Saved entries
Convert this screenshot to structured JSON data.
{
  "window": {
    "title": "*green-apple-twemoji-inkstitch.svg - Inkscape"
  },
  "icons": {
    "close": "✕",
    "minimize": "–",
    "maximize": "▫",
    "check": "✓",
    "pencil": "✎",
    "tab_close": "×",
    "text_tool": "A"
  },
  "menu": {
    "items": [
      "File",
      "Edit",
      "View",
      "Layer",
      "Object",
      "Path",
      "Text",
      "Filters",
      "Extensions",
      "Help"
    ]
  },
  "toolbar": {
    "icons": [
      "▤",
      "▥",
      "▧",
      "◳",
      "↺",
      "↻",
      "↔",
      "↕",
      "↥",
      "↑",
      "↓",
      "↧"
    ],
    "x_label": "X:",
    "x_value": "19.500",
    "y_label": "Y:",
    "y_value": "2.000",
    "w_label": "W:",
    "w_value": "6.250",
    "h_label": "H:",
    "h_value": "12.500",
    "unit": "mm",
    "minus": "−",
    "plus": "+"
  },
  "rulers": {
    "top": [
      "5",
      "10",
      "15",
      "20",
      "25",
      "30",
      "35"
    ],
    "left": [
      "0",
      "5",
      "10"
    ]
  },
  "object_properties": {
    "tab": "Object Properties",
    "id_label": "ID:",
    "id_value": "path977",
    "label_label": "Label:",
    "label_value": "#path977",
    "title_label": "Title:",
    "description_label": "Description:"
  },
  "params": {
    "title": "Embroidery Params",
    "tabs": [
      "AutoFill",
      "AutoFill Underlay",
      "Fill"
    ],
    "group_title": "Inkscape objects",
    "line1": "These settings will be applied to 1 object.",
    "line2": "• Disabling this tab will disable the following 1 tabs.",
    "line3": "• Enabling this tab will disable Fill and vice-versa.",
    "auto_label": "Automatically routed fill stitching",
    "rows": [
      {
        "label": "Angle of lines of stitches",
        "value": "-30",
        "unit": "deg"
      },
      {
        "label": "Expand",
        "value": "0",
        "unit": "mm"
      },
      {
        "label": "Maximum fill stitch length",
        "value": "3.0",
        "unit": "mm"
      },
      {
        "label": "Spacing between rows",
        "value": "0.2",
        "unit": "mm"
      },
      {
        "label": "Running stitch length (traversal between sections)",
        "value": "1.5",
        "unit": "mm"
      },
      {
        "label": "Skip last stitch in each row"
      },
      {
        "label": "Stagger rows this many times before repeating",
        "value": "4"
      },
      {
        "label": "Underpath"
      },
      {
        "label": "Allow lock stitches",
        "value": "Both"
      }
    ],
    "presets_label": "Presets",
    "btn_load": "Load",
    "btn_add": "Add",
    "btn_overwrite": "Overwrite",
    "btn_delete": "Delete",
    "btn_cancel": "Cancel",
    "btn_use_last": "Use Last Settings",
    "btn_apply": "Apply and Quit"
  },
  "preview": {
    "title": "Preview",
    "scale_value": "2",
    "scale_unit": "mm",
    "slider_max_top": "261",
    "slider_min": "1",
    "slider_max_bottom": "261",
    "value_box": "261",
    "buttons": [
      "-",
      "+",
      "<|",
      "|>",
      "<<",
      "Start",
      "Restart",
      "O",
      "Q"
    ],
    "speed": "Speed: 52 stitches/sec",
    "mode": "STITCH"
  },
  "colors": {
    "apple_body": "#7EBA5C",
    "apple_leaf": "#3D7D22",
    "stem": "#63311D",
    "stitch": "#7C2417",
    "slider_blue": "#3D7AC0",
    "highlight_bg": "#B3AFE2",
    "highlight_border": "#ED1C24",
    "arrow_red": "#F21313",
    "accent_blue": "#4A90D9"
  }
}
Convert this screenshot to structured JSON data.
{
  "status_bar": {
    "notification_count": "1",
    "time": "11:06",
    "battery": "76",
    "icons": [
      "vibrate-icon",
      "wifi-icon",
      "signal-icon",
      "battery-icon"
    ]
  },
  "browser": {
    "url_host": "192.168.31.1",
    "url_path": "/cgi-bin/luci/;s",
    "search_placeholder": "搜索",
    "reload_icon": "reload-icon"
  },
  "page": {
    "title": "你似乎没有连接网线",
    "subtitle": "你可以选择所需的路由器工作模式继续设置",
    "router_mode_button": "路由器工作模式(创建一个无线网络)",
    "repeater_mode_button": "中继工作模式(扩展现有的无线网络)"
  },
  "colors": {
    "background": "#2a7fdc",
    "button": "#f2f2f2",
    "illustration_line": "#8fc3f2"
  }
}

Goal »
Return each line of the records above exactly as it reads.

Answer below »
Convert this screenshot to structured JSON data.
{
  "window": {
    "title": "*green-apple-twemoji-inkstitch.svg - Inkscape"
  },
  "icons": {
    "close": "✕",
    "minimize": "–",
    "maximize": "▫",
    "check": "✓",
    "pencil": "✎",
    "tab_close": "×",
    "text_tool": "A"
  },
  "menu": {
    "items": [
      "File",
      "Edit",
      "View",
      "Layer",
      "Object",
      "Path",
      "Text",
      "Filters",
      "Extensions",
      "Help"
    ]
  },
  "toolbar": {
    "icons": [
      "▤",
      "▥",
      "▧",
      "◳",
      "↺",
      "↻",
      "↔",
      "↕",
      "↥",
      "↑",
      "↓",
      "↧"
    ],
    "x_label": "X:",
    "x_value": "19.500",
    "y_label": "Y:",
    "y_value": "2.000",
    "w_label": "W:",
    "w_value": "6.250",
    "h_label": "H:",
    "h_value": "12.500",
    "unit": "mm",
    "minus": "−",
    "plus": "+"
  },
  "rulers": {
    "top": [
      "5",
      "10",
      "15",
      "20",
      "25",
      "30",
      "35"
    ],
    "left": [
      "0",
      "5",
      "10"
    ]
  },
  "object_properties": {
    "tab": "Object Properties",
    "id_label": "ID:",
    "id_value": "path977",
    "label_label": "Label:",
    "label_value": "#path977",
    "title_label": "Title:",
    "description_label": "Description:"
  },
  "params": {
    "title": "Embroidery Params",
    "tabs": [
      "AutoFill",
      "AutoFill Underlay",
      "Fill"
    ],
    "group_title": "Inkscape objects",
    "line1": "These settings will be applied to 1 object.",
    "line2": "• Disabling this tab will disable the following 1 tabs.",
    "line3": "• Enabling this tab will disable Fill and vice-versa.",
    "auto_label": "Automatically routed fill stitching",
    "rows": [
      {
        "label": "Angle of lines of stitches",
        "value": "-30",
        "unit": "deg"
      },
      {
        "label": "Expand",
        "value": "0",
        "unit": "mm"
      },
      {
        "label": "Maximum fill stitch length",
        "value": "3.0",
        "unit": "mm"
      },
      {
        "label": "Spacing between rows",
        "value": "0.2",
        "unit": "mm"
      },
      {
        "label": "Running stitch length (traversal between sections)",
        "value": "1.5",
        "unit": "mm"
      },
      {
        "label": "Skip last stitch in each row"
      },
      {
        "label": "Stagger rows this many times before repeating",
        "value": "4"
      },
      {
        "label": "Underpath"
      },
      {
        "label": "Allow lock stitches",
        "value": "Both"
      }
    ],
    "presets_label": "Presets",
    "btn_load": "Load",
    "btn_add": "Add",
    "btn_overwrite": "Overwrite",
    "btn_delete": "Delete",
    "btn_cancel": "Cancel",
    "btn_use_last": "Use Last Settings",
    "btn_apply": "Apply and Quit"
  },
  "preview": {
    "title": "Preview",
    "scale_value": "2",
    "scale_unit": "mm",
    "slider_max_top": "261",
    "slider_min": "1",
    "slider_max_bottom": "261",
    "value_box": "261",
    "buttons": [
      "-",
      "+",
      "<|",
      "|>",
      "<<",
      "Start",
      "Restart",
      "O",
      "Q"
    ],
    "speed": "Speed: 52 stitches/sec",
    "mode": "STITCH"
  },
  "colors": {
    "apple_body": "#7EBA5C",
    "apple_leaf": "#3D7D22",
    "stem": "#63311D",
    "stitch": "#7C2417",
    "slider_blue": "#3D7AC0",
    "highlight_bg": "#B3AFE2",
    "highlight_border": "#ED1C24",
    "arrow_red": "#F21313",
    "accent_blue": "#4A90D9"
  }
}
Convert this screenshot to structured JSON data.
{
  "status_bar": {
    "notification_count": "1",
    "time": "11:06",
    "battery": "76",
    "icons": [
      "vibrate-icon",
      "wifi-icon",
      "signal-icon",
      "battery-icon"
    ]
  },
  "browser": {
    "url_host": "192.168.31.1",
    "url_path": "/cgi-bin/luci/;s",
    "search_placeholder": "搜索",
    "reload_icon": "reload-icon"
  },
  "page": {
    "title": "你似乎没有连接网线",
    "subtitle": "你可以选择所需的路由器工作模式继续设置",
    "router_mode_button": "路由器工作模式(创建一个无线网络)",
    "repeater_mode_button": "中继工作模式(扩展现有的无线网络)"
  },
  "colors": {
    "background": "#2a7fdc",
    "button": "#f2f2f2",
    "illustration_line": "#8fc3f2"
  }
}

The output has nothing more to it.